- _Exercise details_:
If a line in the entries contains the word "users", list it.

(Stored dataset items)
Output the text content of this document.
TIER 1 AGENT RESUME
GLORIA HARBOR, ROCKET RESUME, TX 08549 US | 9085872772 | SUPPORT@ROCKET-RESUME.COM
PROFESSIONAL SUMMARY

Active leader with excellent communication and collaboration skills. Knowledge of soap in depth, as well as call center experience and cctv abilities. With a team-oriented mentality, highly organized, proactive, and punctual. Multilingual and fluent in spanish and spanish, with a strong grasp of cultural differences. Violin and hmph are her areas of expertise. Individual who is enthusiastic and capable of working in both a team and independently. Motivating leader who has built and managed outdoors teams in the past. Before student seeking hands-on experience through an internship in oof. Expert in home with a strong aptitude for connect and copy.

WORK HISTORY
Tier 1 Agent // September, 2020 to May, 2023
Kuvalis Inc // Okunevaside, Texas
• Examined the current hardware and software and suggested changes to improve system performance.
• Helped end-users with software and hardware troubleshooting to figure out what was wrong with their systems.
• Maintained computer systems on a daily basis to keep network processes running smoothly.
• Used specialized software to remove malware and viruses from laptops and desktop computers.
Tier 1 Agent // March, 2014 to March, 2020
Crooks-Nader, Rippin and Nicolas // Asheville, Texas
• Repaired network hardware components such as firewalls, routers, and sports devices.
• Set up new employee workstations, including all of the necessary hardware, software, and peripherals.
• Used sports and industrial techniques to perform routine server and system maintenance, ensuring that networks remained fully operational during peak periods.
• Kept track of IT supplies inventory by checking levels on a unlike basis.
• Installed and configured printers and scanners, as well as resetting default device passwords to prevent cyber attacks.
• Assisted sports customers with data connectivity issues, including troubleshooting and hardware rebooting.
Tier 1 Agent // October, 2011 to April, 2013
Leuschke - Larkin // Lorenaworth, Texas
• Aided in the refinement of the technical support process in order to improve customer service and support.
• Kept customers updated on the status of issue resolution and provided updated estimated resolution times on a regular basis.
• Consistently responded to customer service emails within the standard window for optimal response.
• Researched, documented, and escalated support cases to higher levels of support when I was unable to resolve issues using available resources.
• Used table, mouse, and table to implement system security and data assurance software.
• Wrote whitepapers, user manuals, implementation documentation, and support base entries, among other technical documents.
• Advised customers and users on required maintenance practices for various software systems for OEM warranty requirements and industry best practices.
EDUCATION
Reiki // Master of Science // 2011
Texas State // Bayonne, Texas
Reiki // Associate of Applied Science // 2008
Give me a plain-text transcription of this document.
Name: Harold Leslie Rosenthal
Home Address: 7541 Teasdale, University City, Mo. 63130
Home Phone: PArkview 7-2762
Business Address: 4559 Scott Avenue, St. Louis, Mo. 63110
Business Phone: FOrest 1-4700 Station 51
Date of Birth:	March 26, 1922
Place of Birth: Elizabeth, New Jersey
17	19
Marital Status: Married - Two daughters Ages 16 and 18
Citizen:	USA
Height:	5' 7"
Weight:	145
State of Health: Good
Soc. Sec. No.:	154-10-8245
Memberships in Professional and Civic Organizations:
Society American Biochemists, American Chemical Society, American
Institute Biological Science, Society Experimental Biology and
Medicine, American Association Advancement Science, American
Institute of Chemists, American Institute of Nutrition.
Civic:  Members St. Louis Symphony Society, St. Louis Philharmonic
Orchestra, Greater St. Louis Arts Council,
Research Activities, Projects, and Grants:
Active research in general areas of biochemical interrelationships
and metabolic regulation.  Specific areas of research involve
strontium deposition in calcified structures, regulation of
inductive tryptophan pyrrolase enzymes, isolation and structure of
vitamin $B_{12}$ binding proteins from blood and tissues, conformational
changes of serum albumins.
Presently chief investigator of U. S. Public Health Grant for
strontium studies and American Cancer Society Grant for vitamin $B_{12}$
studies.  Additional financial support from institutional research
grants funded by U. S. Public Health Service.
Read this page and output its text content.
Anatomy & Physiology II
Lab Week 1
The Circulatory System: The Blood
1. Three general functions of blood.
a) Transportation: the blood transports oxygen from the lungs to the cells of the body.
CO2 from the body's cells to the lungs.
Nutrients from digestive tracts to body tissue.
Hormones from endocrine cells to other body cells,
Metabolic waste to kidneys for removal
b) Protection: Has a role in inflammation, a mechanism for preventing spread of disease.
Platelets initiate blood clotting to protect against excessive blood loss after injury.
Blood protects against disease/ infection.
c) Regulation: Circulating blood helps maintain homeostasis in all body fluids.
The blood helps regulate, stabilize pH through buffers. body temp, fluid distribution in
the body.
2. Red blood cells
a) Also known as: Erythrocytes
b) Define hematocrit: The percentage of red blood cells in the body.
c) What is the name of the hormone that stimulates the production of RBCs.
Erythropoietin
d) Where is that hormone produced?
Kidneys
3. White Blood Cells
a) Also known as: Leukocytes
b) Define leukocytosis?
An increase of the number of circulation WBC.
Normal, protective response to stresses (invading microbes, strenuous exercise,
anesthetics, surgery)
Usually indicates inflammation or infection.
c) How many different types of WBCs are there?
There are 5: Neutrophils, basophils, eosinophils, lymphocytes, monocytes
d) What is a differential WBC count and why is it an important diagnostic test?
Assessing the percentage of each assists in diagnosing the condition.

- _Task result_:
• Helped end-users with software and hardware troubleshooting to figure out what was wrong with their systems.
• Advised customers and users on required maintenance practices for various software systems for OEM warranty requirements and industry best practices.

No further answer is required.